## PROBLEM TO WORK ON
Look through the listing below for the string "MulCoxTestSurCutOff". Show each line where it occurs.

## RECORDS TO USE

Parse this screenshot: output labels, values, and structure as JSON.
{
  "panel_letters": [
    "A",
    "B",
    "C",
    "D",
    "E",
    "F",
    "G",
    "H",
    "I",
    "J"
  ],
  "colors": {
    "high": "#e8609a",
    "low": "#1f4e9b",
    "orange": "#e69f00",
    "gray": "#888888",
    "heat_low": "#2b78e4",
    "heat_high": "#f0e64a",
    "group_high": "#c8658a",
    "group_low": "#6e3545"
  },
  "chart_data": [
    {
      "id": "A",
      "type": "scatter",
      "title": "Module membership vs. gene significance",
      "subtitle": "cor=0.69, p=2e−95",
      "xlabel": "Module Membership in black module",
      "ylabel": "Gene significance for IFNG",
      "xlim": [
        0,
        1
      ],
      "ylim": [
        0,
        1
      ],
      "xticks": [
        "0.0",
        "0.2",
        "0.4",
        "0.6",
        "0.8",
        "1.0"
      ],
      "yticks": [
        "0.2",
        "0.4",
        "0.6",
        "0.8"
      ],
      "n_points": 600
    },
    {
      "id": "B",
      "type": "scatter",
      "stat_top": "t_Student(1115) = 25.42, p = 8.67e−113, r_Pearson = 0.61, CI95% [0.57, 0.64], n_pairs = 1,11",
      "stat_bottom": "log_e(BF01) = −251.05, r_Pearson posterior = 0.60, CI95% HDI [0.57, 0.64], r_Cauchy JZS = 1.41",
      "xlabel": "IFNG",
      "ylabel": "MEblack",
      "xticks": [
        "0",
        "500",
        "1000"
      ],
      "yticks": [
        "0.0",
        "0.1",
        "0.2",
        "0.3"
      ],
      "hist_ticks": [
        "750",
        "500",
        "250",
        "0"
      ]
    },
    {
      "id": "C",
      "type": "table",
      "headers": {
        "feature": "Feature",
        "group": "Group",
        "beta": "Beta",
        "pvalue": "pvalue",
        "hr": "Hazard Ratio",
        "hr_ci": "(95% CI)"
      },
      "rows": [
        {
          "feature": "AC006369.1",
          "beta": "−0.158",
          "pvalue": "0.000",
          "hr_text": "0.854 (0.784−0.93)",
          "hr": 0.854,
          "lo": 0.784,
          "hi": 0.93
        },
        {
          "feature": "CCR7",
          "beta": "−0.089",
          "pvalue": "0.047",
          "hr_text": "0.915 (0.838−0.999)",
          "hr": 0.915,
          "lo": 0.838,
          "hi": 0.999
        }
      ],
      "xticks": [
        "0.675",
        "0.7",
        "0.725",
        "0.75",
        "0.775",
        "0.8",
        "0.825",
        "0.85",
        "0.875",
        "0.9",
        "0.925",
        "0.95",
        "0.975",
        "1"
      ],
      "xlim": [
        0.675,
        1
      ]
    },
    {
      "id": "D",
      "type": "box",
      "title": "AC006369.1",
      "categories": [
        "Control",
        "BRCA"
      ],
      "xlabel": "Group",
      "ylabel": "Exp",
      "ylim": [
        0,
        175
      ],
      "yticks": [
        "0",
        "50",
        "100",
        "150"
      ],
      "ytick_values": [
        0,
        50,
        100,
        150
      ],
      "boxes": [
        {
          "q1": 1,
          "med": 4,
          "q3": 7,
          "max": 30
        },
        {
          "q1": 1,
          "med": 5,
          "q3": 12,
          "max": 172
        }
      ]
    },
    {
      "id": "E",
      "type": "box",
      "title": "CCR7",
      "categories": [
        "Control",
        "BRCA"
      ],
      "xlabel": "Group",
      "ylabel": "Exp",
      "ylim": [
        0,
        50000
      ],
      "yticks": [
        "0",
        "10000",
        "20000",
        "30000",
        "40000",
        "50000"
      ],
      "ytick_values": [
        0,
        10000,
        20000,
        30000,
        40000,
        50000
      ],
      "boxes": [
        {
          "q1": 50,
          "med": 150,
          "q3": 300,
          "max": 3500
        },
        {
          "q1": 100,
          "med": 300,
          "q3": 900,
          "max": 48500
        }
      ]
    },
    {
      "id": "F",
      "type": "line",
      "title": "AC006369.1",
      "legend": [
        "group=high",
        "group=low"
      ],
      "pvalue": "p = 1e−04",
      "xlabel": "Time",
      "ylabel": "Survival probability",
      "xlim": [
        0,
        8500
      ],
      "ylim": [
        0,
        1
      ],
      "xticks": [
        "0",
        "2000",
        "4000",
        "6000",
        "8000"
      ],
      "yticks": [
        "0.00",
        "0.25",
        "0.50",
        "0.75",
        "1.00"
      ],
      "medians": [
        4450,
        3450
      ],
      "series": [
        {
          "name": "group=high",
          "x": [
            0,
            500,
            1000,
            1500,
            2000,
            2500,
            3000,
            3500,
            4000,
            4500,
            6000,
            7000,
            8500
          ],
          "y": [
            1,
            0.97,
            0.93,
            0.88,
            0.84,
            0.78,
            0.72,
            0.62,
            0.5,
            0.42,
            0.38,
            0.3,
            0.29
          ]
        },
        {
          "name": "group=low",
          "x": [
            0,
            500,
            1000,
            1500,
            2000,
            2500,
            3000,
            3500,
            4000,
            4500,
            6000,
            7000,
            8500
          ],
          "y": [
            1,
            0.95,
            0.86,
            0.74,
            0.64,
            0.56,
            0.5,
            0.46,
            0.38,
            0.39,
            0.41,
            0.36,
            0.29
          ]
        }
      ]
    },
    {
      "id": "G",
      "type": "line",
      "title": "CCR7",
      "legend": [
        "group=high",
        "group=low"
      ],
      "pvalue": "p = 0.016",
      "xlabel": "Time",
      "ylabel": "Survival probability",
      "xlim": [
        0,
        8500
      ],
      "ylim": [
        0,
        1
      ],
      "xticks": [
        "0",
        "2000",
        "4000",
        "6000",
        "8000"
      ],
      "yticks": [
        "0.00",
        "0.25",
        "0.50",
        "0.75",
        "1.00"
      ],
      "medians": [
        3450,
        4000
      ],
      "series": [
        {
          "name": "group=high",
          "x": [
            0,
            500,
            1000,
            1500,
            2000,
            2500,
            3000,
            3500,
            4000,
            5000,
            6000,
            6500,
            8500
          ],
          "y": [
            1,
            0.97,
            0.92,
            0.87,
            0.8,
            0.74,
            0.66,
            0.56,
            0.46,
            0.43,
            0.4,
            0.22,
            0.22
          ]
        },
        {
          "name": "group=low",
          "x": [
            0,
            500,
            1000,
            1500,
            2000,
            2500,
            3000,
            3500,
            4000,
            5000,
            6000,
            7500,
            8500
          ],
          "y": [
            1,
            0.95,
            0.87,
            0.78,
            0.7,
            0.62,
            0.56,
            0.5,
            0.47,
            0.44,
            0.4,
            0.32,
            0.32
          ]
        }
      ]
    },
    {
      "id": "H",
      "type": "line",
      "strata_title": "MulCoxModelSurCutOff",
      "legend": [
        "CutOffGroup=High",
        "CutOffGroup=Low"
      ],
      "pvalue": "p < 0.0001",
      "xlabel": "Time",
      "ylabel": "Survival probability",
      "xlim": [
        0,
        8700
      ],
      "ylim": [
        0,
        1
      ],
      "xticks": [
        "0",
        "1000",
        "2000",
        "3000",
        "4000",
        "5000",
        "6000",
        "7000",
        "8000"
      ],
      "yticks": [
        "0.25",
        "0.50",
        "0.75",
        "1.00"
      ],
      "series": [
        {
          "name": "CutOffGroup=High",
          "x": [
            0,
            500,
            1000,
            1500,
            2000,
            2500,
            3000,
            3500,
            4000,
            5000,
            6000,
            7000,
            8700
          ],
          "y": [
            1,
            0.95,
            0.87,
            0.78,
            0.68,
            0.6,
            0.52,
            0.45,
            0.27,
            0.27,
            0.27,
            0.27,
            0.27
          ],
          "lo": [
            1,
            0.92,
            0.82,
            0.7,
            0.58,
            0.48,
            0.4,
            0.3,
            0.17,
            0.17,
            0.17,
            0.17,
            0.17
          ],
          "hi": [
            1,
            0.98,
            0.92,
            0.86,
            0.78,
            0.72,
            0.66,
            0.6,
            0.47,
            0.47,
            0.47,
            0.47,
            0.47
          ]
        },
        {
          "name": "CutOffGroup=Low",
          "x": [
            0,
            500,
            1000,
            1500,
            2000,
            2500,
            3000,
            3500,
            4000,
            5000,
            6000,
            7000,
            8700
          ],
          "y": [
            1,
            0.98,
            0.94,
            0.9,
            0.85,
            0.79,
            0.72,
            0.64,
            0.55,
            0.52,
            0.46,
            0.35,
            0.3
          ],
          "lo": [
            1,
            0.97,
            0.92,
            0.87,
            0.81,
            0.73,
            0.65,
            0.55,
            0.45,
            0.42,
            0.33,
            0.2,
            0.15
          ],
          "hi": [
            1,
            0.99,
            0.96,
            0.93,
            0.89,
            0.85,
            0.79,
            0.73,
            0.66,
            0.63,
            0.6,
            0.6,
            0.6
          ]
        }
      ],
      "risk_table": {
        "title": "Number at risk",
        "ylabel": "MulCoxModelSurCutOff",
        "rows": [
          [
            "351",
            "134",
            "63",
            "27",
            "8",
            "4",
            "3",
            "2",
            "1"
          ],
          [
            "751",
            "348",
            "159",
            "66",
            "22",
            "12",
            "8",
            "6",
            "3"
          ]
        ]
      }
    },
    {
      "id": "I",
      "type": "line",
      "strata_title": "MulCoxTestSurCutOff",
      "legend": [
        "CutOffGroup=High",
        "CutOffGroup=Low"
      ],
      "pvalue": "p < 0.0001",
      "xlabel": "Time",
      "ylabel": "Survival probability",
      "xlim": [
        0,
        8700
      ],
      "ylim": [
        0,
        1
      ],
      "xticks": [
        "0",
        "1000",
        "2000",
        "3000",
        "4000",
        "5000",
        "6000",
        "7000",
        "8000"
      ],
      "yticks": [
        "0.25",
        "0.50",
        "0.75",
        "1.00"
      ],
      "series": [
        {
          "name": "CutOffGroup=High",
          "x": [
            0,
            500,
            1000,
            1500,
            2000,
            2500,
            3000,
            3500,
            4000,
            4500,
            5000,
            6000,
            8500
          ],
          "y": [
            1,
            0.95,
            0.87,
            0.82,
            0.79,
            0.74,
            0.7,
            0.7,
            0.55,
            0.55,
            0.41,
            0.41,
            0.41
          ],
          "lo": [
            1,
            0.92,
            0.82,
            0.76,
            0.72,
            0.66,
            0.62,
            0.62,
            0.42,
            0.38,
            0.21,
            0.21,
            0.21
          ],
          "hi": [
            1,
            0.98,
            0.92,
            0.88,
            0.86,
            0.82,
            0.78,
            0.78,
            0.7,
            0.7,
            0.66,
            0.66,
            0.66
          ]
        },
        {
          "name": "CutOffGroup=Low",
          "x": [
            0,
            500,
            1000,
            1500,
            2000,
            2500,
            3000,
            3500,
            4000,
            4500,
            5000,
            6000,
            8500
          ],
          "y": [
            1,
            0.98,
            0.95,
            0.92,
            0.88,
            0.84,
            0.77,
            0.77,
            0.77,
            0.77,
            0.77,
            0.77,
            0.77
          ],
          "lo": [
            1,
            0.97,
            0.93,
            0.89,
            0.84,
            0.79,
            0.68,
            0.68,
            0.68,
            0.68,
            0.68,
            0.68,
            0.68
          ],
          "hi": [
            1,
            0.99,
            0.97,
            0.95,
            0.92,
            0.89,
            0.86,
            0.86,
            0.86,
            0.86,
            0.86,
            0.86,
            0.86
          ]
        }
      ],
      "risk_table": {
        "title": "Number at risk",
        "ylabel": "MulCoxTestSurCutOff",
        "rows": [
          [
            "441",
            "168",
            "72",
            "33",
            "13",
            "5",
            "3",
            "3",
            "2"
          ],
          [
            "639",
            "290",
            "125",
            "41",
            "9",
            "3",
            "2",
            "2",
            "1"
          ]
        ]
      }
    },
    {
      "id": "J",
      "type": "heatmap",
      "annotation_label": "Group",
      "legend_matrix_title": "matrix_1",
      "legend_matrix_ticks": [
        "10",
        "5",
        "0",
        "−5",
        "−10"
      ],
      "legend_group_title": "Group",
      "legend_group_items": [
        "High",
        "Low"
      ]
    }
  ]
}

## RESULT OF THE TASK
      "strata_title": "MulCoxTestSurCutOff",
        "ylabel": "MulCoxTestSurCutOff",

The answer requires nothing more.